▸ **Records about charts and figures**

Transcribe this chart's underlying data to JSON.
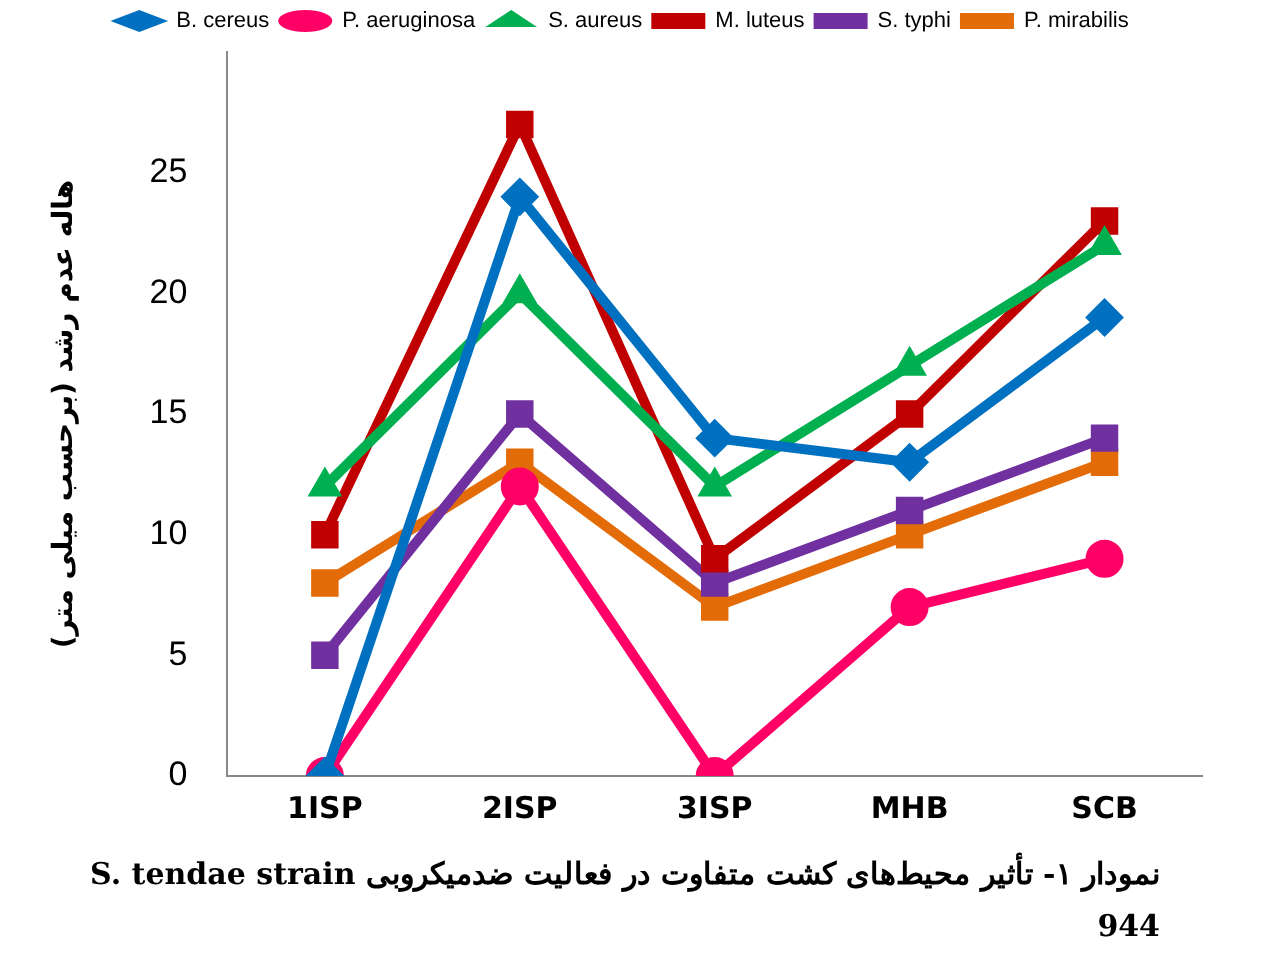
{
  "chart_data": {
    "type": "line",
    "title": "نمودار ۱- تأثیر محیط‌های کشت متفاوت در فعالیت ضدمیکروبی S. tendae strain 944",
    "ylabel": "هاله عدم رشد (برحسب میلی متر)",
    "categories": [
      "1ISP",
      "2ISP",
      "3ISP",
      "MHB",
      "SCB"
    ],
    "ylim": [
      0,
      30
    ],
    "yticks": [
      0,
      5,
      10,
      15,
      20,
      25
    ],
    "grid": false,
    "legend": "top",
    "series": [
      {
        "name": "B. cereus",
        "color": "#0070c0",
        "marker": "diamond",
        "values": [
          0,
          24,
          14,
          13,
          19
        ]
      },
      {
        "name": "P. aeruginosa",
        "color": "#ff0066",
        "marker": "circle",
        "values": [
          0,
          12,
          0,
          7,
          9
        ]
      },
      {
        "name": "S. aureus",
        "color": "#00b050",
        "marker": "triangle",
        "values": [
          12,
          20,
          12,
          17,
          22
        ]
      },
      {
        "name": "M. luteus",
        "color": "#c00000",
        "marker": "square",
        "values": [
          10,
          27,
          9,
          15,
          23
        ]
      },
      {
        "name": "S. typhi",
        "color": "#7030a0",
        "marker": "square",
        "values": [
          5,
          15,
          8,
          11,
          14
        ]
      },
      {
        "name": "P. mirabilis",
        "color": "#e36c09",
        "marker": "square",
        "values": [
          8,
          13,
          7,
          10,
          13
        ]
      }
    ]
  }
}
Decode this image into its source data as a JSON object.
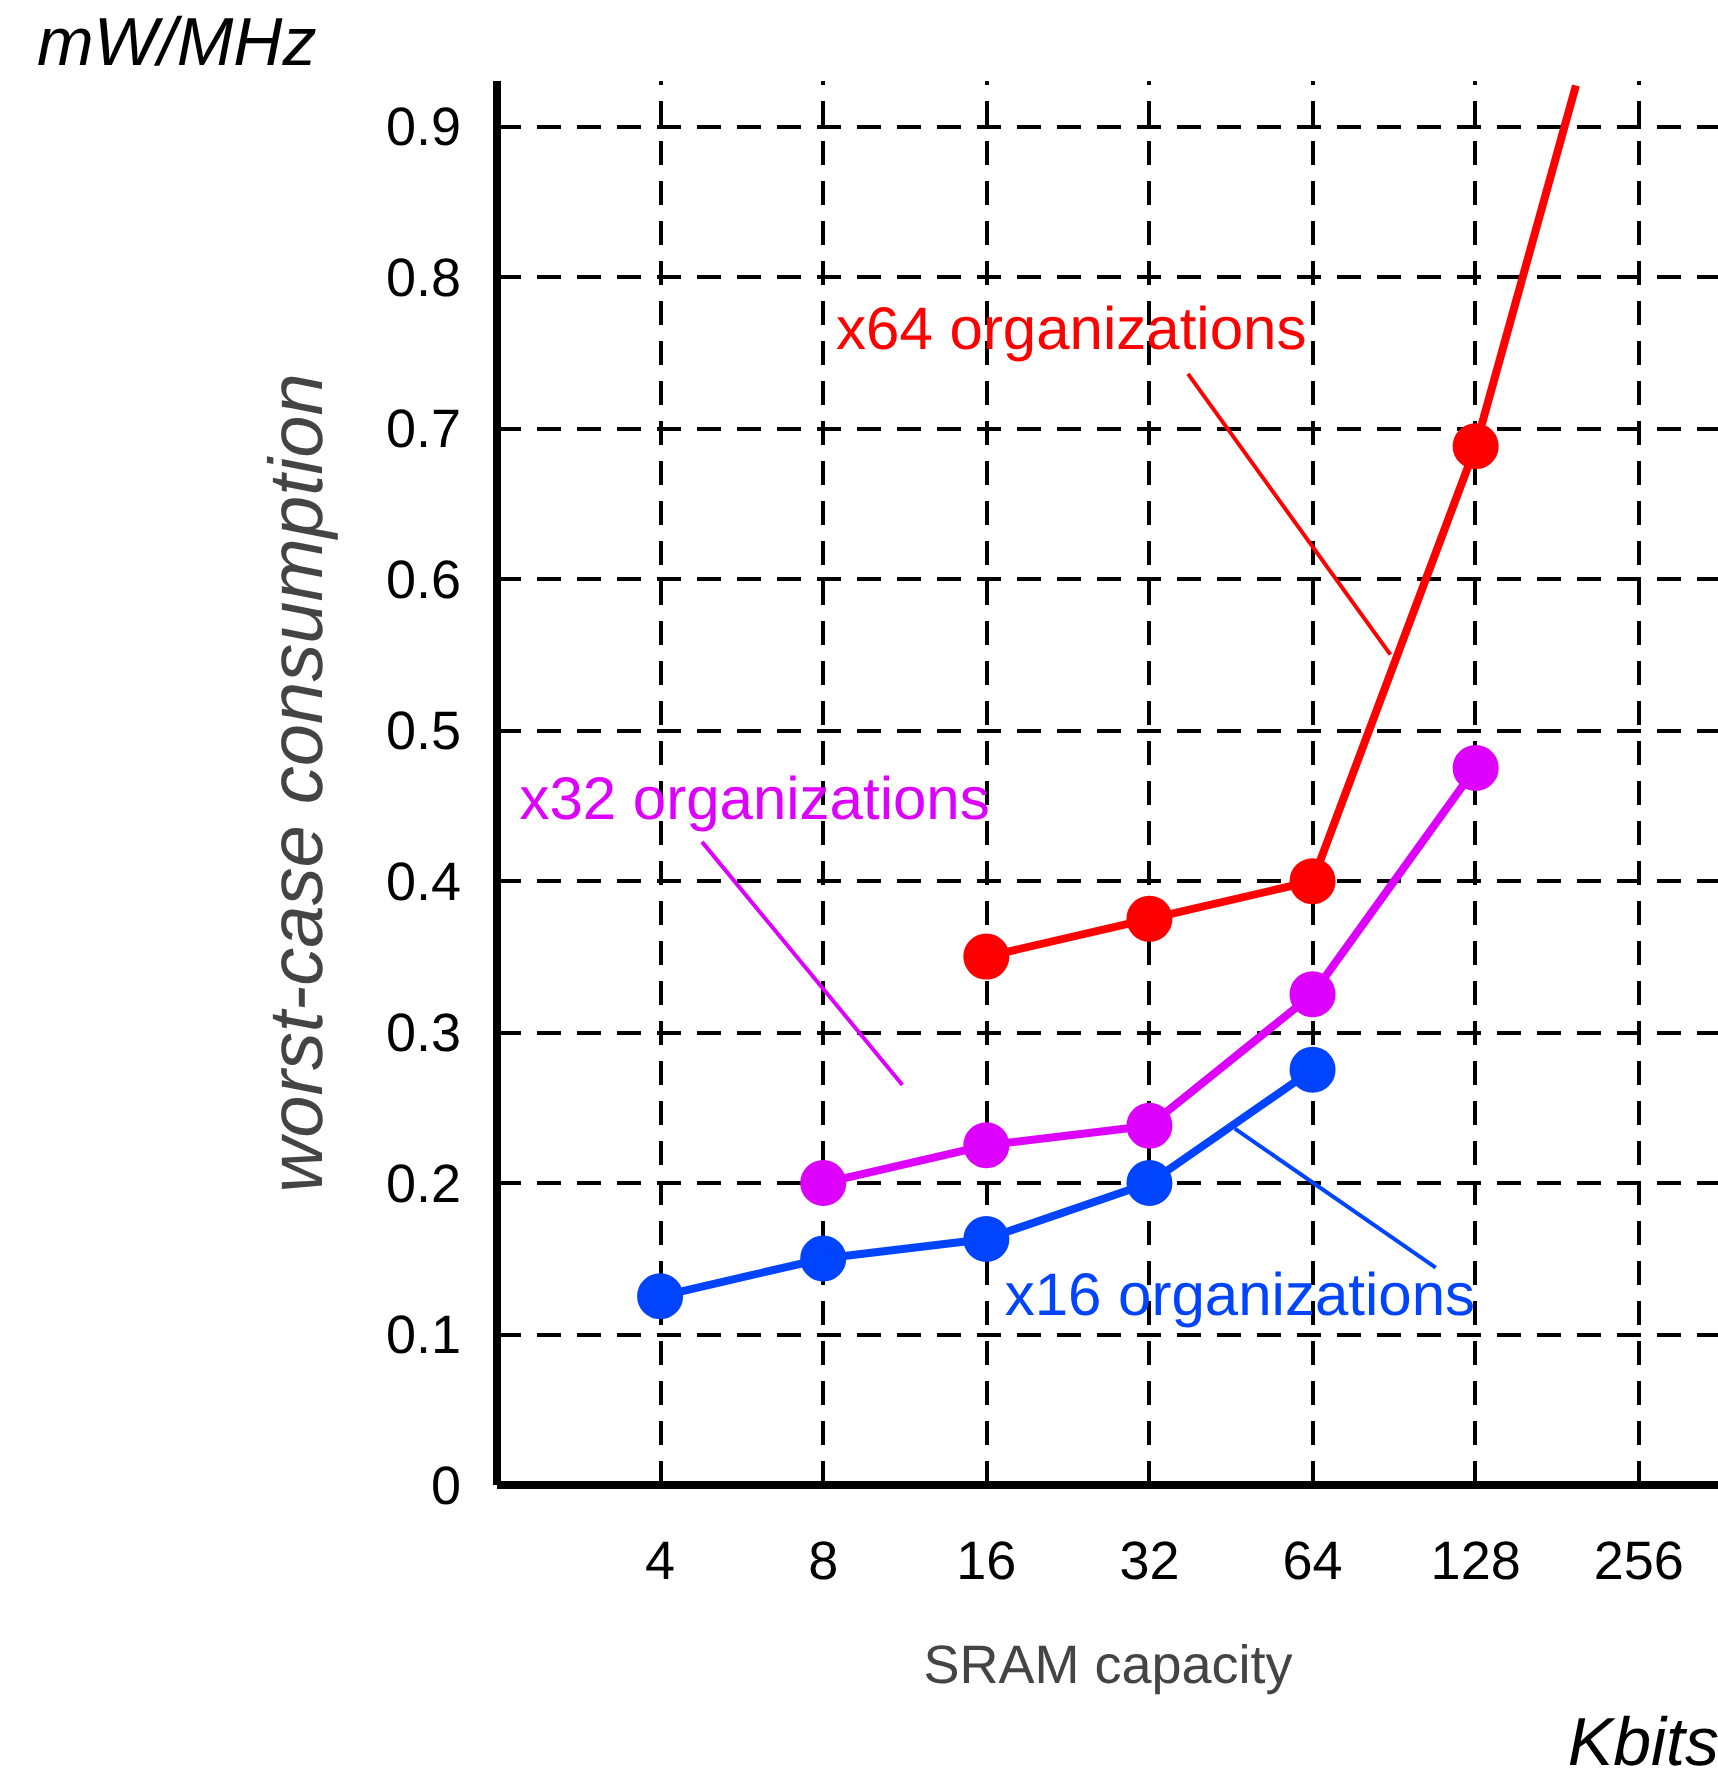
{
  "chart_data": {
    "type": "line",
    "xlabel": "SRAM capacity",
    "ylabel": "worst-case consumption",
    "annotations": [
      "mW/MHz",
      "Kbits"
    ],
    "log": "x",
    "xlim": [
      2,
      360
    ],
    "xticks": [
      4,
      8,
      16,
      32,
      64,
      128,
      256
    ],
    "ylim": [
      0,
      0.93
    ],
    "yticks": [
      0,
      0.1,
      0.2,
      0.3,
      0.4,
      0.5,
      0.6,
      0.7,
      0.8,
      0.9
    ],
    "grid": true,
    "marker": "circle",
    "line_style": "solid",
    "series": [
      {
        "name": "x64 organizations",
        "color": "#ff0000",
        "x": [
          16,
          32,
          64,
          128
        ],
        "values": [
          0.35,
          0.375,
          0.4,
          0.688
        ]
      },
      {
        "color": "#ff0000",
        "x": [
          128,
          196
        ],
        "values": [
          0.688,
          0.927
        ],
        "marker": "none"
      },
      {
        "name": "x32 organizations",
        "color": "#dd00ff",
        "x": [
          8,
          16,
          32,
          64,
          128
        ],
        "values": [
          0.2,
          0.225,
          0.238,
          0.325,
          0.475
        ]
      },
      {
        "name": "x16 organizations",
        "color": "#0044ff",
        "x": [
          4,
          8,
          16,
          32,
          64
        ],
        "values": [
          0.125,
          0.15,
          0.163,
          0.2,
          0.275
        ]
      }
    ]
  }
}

▸ **Stated task**
The pictures should not appear in the copy; every other part of the records above must be returned exactly.

▸ **Full answer**
Transcribe this chart's underlying data to JSON.
{
  "chart_data": {
    "type": "line",
    "title": "نمودار ۱- تأثیر محیط‌های کشت متفاوت در فعالیت ضدمیکروبی S. tendae strain 944",
    "ylabel": "هاله عدم رشد (برحسب میلی متر)",
    "categories": [
      "1ISP",
      "2ISP",
      "3ISP",
      "MHB",
      "SCB"
    ],
    "ylim": [
      0,
      30
    ],
    "yticks": [
      0,
      5,
      10,
      15,
      20,
      25
    ],
    "grid": false,
    "legend": "top",
    "series": [
      {
        "name": "B. cereus",
        "color": "#0070c0",
        "marker": "diamond",
        "values": [
          0,
          24,
          14,
          13,
          19
        ]
      },
      {
        "name": "P. aeruginosa",
        "color": "#ff0066",
        "marker": "circle",
        "values": [
          0,
          12,
          0,
          7,
          9
        ]
      },
      {
        "name": "S. aureus",
        "color": "#00b050",
        "marker": "triangle",
        "values": [
          12,
          20,
          12,
          17,
          22
        ]
      },
      {
        "name": "M. luteus",
        "color": "#c00000",
        "marker": "square",
        "values": [
          10,
          27,
          9,
          15,
          23
        ]
      },
      {
        "name": "S. typhi",
        "color": "#7030a0",
        "marker": "square",
        "values": [
          5,
          15,
          8,
          11,
          14
        ]
      },
      {
        "name": "P. mirabilis",
        "color": "#e36c09",
        "marker": "square",
        "values": [
          8,
          13,
          7,
          10,
          13
        ]
      }
    ]
  }
}
Decode this image into its source data as a JSON object.
{
  "chart_data": {
    "type": "line",
    "xlabel": "SRAM capacity",
    "ylabel": "worst-case consumption",
    "annotations": [
      "mW/MHz",
      "Kbits"
    ],
    "log": "x",
    "xlim": [
      2,
      360
    ],
    "xticks": [
      4,
      8,
      16,
      32,
      64,
      128,
      256
    ],
    "ylim": [
      0,
      0.93
    ],
    "yticks": [
      0,
      0.1,
      0.2,
      0.3,
      0.4,
      0.5,
      0.6,
      0.7,
      0.8,
      0.9
    ],
    "grid": true,
    "marker": "circle",
    "line_style": "solid",
    "series": [
      {
        "name": "x64 organizations",
        "color": "#ff0000",
        "x": [
          16,
          32,
          64,
          128
        ],
        "values": [
          0.35,
          0.375,
          0.4,
          0.688
        ]
      },
      {
        "color": "#ff0000",
        "x": [
          128,
          196
        ],
        "values": [
          0.688,
          0.927
        ],
        "marker": "none"
      },
      {
        "name": "x32 organizations",
        "color": "#dd00ff",
        "x": [
          8,
          16,
          32,
          64,
          128
        ],
        "values": [
          0.2,
          0.225,
          0.238,
          0.325,
          0.475
        ]
      },
      {
        "name": "x16 organizations",
        "color": "#0044ff",
        "x": [
          4,
          8,
          16,
          32,
          64
        ],
        "values": [
          0.125,
          0.15,
          0.163,
          0.2,
          0.275
        ]
      }
    ]
  }
}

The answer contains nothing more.